* Start Data to process *

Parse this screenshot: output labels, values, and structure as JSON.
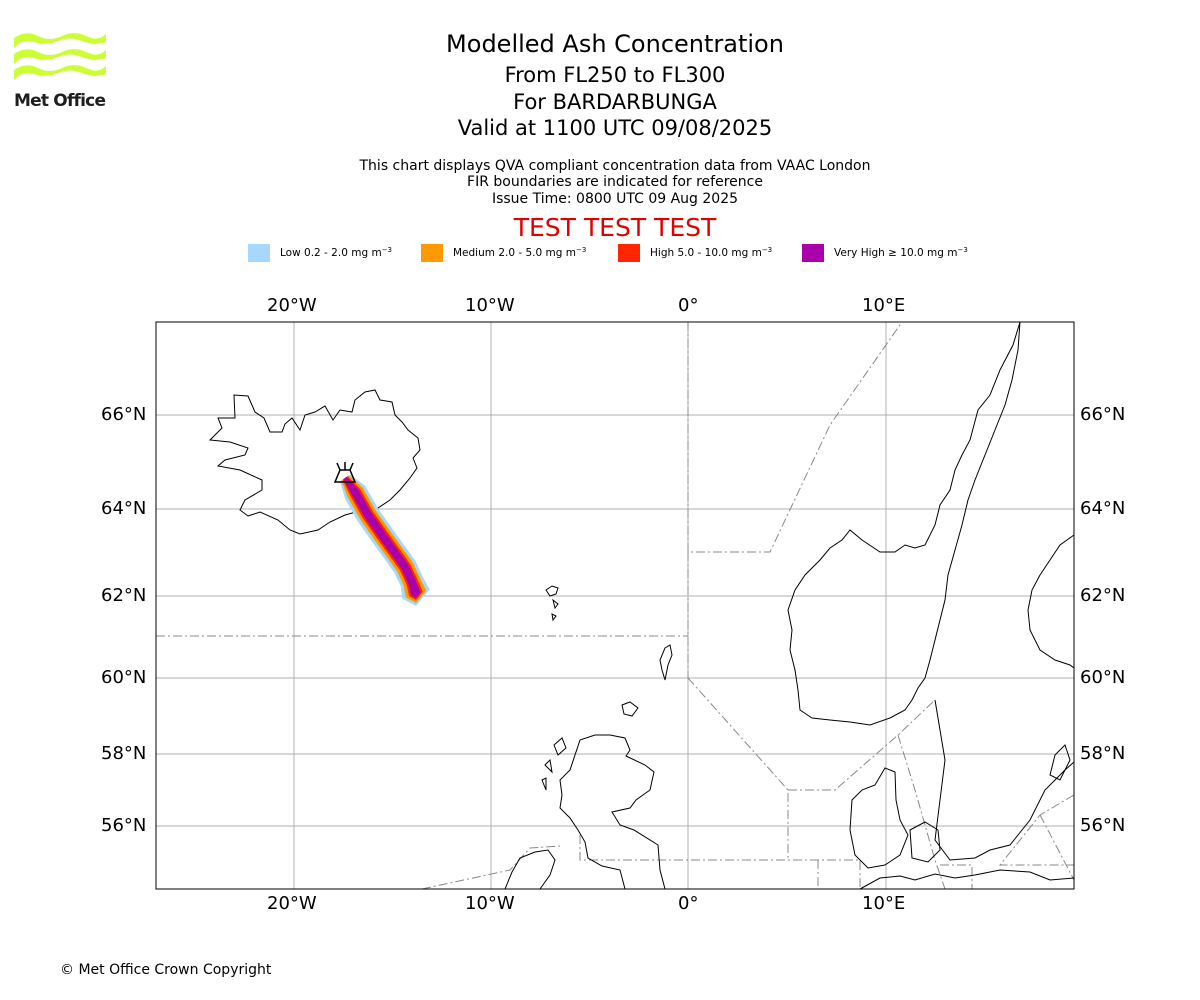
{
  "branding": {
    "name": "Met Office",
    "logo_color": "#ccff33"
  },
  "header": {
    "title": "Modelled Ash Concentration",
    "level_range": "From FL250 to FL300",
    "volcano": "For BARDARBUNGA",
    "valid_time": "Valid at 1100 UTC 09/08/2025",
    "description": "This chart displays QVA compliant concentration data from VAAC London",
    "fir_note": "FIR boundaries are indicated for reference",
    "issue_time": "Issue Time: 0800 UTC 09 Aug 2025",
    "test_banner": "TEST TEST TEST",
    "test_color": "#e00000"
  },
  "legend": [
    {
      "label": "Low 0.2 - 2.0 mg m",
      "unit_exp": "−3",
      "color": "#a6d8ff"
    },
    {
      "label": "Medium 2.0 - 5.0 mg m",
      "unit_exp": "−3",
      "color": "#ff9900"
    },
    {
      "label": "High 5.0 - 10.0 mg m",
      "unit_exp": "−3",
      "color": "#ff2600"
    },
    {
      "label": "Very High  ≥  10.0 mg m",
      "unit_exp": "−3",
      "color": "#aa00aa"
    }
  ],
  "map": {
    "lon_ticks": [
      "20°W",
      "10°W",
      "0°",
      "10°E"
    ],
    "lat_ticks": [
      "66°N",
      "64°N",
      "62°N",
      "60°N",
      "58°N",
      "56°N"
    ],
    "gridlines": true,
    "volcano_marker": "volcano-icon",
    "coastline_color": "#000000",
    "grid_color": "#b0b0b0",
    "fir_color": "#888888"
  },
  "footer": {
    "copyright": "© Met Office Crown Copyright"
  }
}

* End Data to process *

Every entry must be written out exactly, with all pictures left out.

Parse this screenshot: output labels, values, and structure as JSON.
{
  "branding": {
    "name": "Met Office",
    "logo_color": "#ccff33"
  },
  "header": {
    "title": "Modelled Ash Concentration",
    "level_range": "From FL250 to FL300",
    "volcano": "For BARDARBUNGA",
    "valid_time": "Valid at 1100 UTC 09/08/2025",
    "description": "This chart displays QVA compliant concentration data from VAAC London",
    "fir_note": "FIR boundaries are indicated for reference",
    "issue_time": "Issue Time: 0800 UTC 09 Aug 2025",
    "test_banner": "TEST TEST TEST",
    "test_color": "#e00000"
  },
  "legend": [
    {
      "label": "Low 0.2 - 2.0 mg m",
      "unit_exp": "−3",
      "color": "#a6d8ff"
    },
    {
      "label": "Medium 2.0 - 5.0 mg m",
      "unit_exp": "−3",
      "color": "#ff9900"
    },
    {
      "label": "High 5.0 - 10.0 mg m",
      "unit_exp": "−3",
      "color": "#ff2600"
    },
    {
      "label": "Very High  ≥  10.0 mg m",
      "unit_exp": "−3",
      "color": "#aa00aa"
    }
  ],
  "map": {
    "lon_ticks": [
      "20°W",
      "10°W",
      "0°",
      "10°E"
    ],
    "lat_ticks": [
      "66°N",
      "64°N",
      "62°N",
      "60°N",
      "58°N",
      "56°N"
    ],
    "gridlines": true,
    "volcano_marker": "volcano-icon",
    "coastline_color": "#000000",
    "grid_color": "#b0b0b0",
    "fir_color": "#888888"
  },
  "footer": {
    "copyright": "© Met Office Crown Copyright"
  }
}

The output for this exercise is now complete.